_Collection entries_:
- - - - -
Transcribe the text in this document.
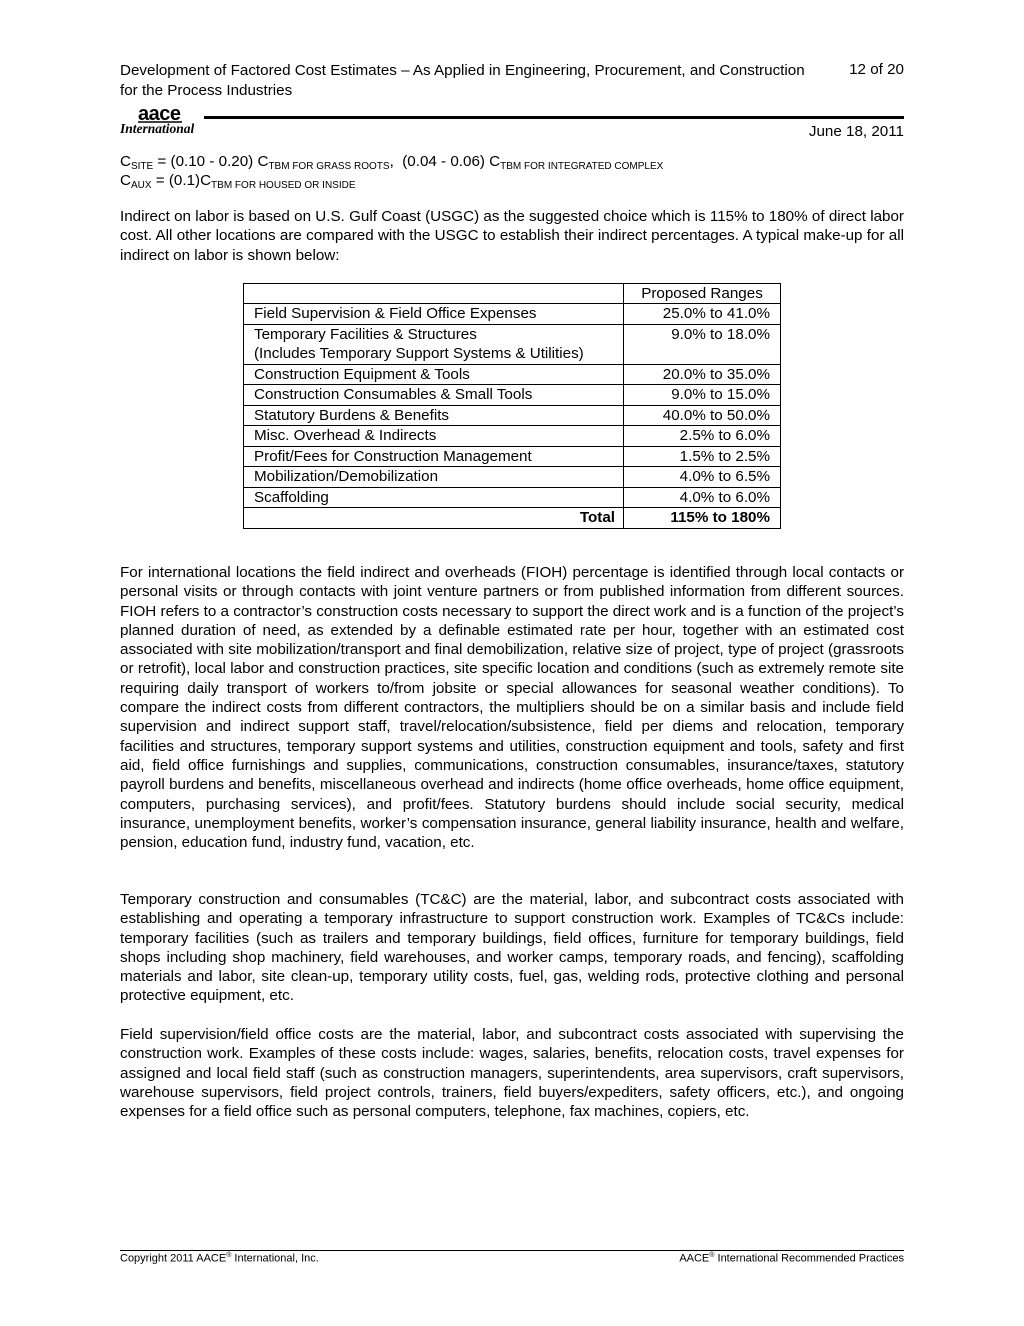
Development of Factored Cost Estimates – As Applied in Engineering, Procurement, and Construction for the Process Industries
12 of 20
aace
International	June 18, 2011
$C_{SITE} = (0.10 - 0.20)$ $C_{TBM FOR GRASS ROOTS}$,  (0.04 - 0.06) $C_{TBM FOR INTEGRATED COMPLEX}$
$C_{AUX} = (0.1)C_{TBM FOR HOUSED OR INSIDE}$
Indirect on labor is based on U.S. Gulf Coast (USGC) as the suggested choice which is 115% to 180% of direct labor cost. All other locations are compared with the USGC to establish their indirect percentages. A typical make-up for all indirect on labor is shown below:
	Proposed Ranges
Field Supervision & Field Office Expenses	25.0% to 41.0%

Temporary Facilities & Structures
(Includes Temporary Support Systems & Utilities)	9.0% to 18.0%
Construction Equipment & Tools	20.0% to 35.0%
Construction Consumables & Small Tools	9.0% to 15.0%
Statutory Burdens & Benefits	40.0% to 50.0%
Misc. Overhead & Indirects	2.5% to 6.0%
Profit/Fees for Construction Management	1.5% to 2.5%
Mobilization/Demobilization	4.0% to 6.5%
Scaffolding	4.0% to 6.0%
Total	115% to 180%
For international locations the field indirect and overheads (FIOH) percentage is identified through local contacts or personal visits or through contacts with joint venture partners or from published information from different sources. FIOH refers to a contractor’s construction costs necessary to support the direct work and is a function of the project’s planned duration of need, as extended by a definable estimated rate per hour, together with an estimated cost associated with site mobilization/transport and final demobilization, relative size of project, type of project (grassroots or retrofit), local labor and construction practices, site specific location and conditions (such as extremely remote site requiring daily transport of workers to/from jobsite or special allowances for seasonal weather conditions). To compare the indirect costs from different contractors, the multipliers should be on a similar basis and include field supervision and indirect support staff, travel/relocation/subsistence, field per diems and relocation, temporary facilities and structures, temporary support systems and utilities, construction equipment and tools, safety and first aid, field office furnishings and supplies, communications, construction consumables, insurance/taxes, statutory payroll burdens and benefits, miscellaneous overhead and indirects (home office overheads, home office equipment, computers, purchasing services), and profit/fees. Statutory burdens should include social security, medical insurance, unemployment benefits, worker’s compensation insurance, general liability insurance, health and welfare, pension, education fund, industry fund, vacation, etc.
Temporary construction and consumables (TC&C) are the material, labor, and subcontract costs associated with establishing and operating a temporary infrastructure to support construction work. Examples of TC&Cs include: temporary facilities (such as trailers and temporary buildings, field offices, furniture for temporary buildings, field shops including shop machinery, field warehouses, and worker camps, temporary roads, and fencing), scaffolding materials and labor, site clean-up, temporary utility costs, fuel, gas, welding rods, protective clothing and personal protective equipment, etc.
Field supervision/field office costs are the material, labor, and subcontract costs associated with supervising the construction work. Examples of these costs include: wages, salaries, benefits, relocation costs, travel expenses for assigned and local field staff (such as construction managers, superintendents, area supervisors, craft supervisors, warehouse supervisors, field project controls, trainers, field buyers/expediters, safety officers, etc.), and ongoing expenses for a field office such as personal computers, telephone, fax machines, copiers, etc.
Copyright 2011 AACE® International, Inc.	AACE® International Recommended Practices
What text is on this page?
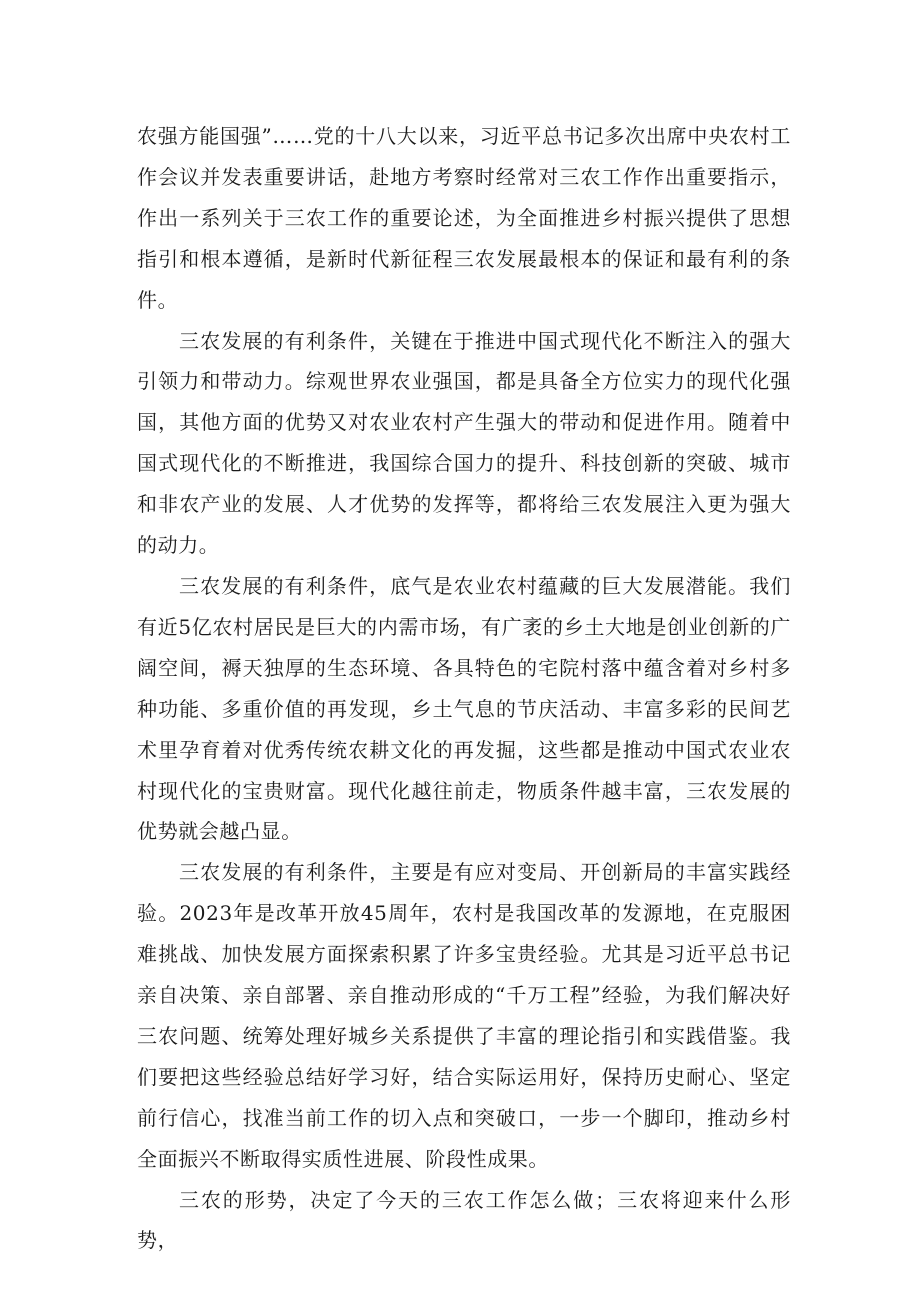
农强方能国强”……党的十八大以来，习近平总书记多次出席中央农村工作会议并发表重要讲话，赴地方考察时经常对三农工作作出重要指示，作出一系列关于三农工作的重要论述，为全面推进乡村振兴提供了思想指引和根本遵循，是新时代新征程三农发展最根本的保证和最有利的条件。

三农发展的有利条件，关键在于推进中国式现代化不断注入的强大引领力和带动力。综观世界农业强国，都是具备全方位实力的现代化强国，其他方面的优势又对农业农村产生强大的带动和促进作用。随着中国式现代化的不断推进，我国综合国力的提升、科技创新的突破、城市和非农产业的发展、人才优势的发挥等，都将给三农发展注入更为强大的动力。

三农发展的有利条件，底气是农业农村蕴藏的巨大发展潜能。我们有近5亿农村居民是巨大的内需市场，有广袤的乡土大地是创业创新的广阔空间，褥天独厚的生态环境、各具特色的宅院村落中蕴含着对乡村多种功能、多重价值的再发现，乡土气息的节庆活动、丰富多彩的民间艺术里孕育着对优秀传统农耕文化的再发掘，这些都是推动中国式农业农村现代化的宝贵财富。现代化越往前走，物质条件越丰富，三农发展的优势就会越凸显。

三农发展的有利条件，主要是有应对变局、开创新局的丰富实践经验。2023年是改革开放45周年，农村是我国改革的发源地，在克服困难挑战、加快发展方面探索积累了许多宝贵经验。尤其是习近平总书记亲自决策、亲自部署、亲自推动形成的“千万工程”经验，为我们解决好三农问题、统筹处理好城乡关系提供了丰富的理论指引和实践借鉴。我们要把这些经验总结好学习好，结合实际运用好，保持历史耐心、坚定前行信心，找准当前工作的切入点和突破口，一步一个脚印，推动乡村全面振兴不断取得实质性进展、阶段性成果。

三农的形势，决定了今天的三农工作怎么做；三农将迎来什么形势，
- - - - -
_TASK INSTRUCTIONS_:
Repeat all of the entries word for word, but omit the pictures.

_SOLUTION TO THE PROBLEM_:
Transcribe the text in this document.
Development of Factored Cost Estimates – As Applied in Engineering, Procurement, and Construction for the Process Industries
12 of 20
aace
International	June 18, 2011
$C_{SITE} = (0.10 - 0.20)$ $C_{TBM FOR GRASS ROOTS}$,  (0.04 - 0.06) $C_{TBM FOR INTEGRATED COMPLEX}$
$C_{AUX} = (0.1)C_{TBM FOR HOUSED OR INSIDE}$
Indirect on labor is based on U.S. Gulf Coast (USGC) as the suggested choice which is 115% to 180% of direct labor cost. All other locations are compared with the USGC to establish their indirect percentages. A typical make-up for all indirect on labor is shown below:
	Proposed Ranges
Field Supervision & Field Office Expenses	25.0% to 41.0%

Temporary Facilities & Structures
(Includes Temporary Support Systems & Utilities)	9.0% to 18.0%
Construction Equipment & Tools	20.0% to 35.0%
Construction Consumables & Small Tools	9.0% to 15.0%
Statutory Burdens & Benefits	40.0% to 50.0%
Misc. Overhead & Indirects	2.5% to 6.0%
Profit/Fees for Construction Management	1.5% to 2.5%
Mobilization/Demobilization	4.0% to 6.5%
Scaffolding	4.0% to 6.0%
Total	115% to 180%
For international locations the field indirect and overheads (FIOH) percentage is identified through local contacts or personal visits or through contacts with joint venture partners or from published information from different sources. FIOH refers to a contractor’s construction costs necessary to support the direct work and is a function of the project’s planned duration of need, as extended by a definable estimated rate per hour, together with an estimated cost associated with site mobilization/transport and final demobilization, relative size of project, type of project (grassroots or retrofit), local labor and construction practices, site specific location and conditions (such as extremely remote site requiring daily transport of workers to/from jobsite or special allowances for seasonal weather conditions). To compare the indirect costs from different contractors, the multipliers should be on a similar basis and include field supervision and indirect support staff, travel/relocation/subsistence, field per diems and relocation, temporary facilities and structures, temporary support systems and utilities, construction equipment and tools, safety and first aid, field office furnishings and supplies, communications, construction consumables, insurance/taxes, statutory payroll burdens and benefits, miscellaneous overhead and indirects (home office overheads, home office equipment, computers, purchasing services), and profit/fees. Statutory burdens should include social security, medical insurance, unemployment benefits, worker’s compensation insurance, general liability insurance, health and welfare, pension, education fund, industry fund, vacation, etc.
Temporary construction and consumables (TC&C) are the material, labor, and subcontract costs associated with establishing and operating a temporary infrastructure to support construction work. Examples of TC&Cs include: temporary facilities (such as trailers and temporary buildings, field offices, furniture for temporary buildings, field shops including shop machinery, field warehouses, and worker camps, temporary roads, and fencing), scaffolding materials and labor, site clean-up, temporary utility costs, fuel, gas, welding rods, protective clothing and personal protective equipment, etc.
Field supervision/field office costs are the material, labor, and subcontract costs associated with supervising the construction work. Examples of these costs include: wages, salaries, benefits, relocation costs, travel expenses for assigned and local field staff (such as construction managers, superintendents, area supervisors, craft supervisors, warehouse supervisors, field project controls, trainers, field buyers/expediters, safety officers, etc.), and ongoing expenses for a field office such as personal computers, telephone, fax machines, copiers, etc.
Copyright 2011 AACE® International, Inc.	AACE® International Recommended Practices
What text is on this page?
农强方能国强”……党的十八大以来，习近平总书记多次出席中央农村工作会议并发表重要讲话，赴地方考察时经常对三农工作作出重要指示，作出一系列关于三农工作的重要论述，为全面推进乡村振兴提供了思想指引和根本遵循，是新时代新征程三农发展最根本的保证和最有利的条件。

三农发展的有利条件，关键在于推进中国式现代化不断注入的强大引领力和带动力。综观世界农业强国，都是具备全方位实力的现代化强国，其他方面的优势又对农业农村产生强大的带动和促进作用。随着中国式现代化的不断推进，我国综合国力的提升、科技创新的突破、城市和非农产业的发展、人才优势的发挥等，都将给三农发展注入更为强大的动力。

三农发展的有利条件，底气是农业农村蕴藏的巨大发展潜能。我们有近5亿农村居民是巨大的内需市场，有广袤的乡土大地是创业创新的广阔空间，褥天独厚的生态环境、各具特色的宅院村落中蕴含着对乡村多种功能、多重价值的再发现，乡土气息的节庆活动、丰富多彩的民间艺术里孕育着对优秀传统农耕文化的再发掘，这些都是推动中国式农业农村现代化的宝贵财富。现代化越往前走，物质条件越丰富，三农发展的优势就会越凸显。

三农发展的有利条件，主要是有应对变局、开创新局的丰富实践经验。2023年是改革开放45周年，农村是我国改革的发源地，在克服困难挑战、加快发展方面探索积累了许多宝贵经验。尤其是习近平总书记亲自决策、亲自部署、亲自推动形成的“千万工程”经验，为我们解决好三农问题、统筹处理好城乡关系提供了丰富的理论指引和实践借鉴。我们要把这些经验总结好学习好，结合实际运用好，保持历史耐心、坚定前行信心，找准当前工作的切入点和突破口，一步一个脚印，推动乡村全面振兴不断取得实质性进展、阶段性成果。

三农的形势，决定了今天的三农工作怎么做；三农将迎来什么形势，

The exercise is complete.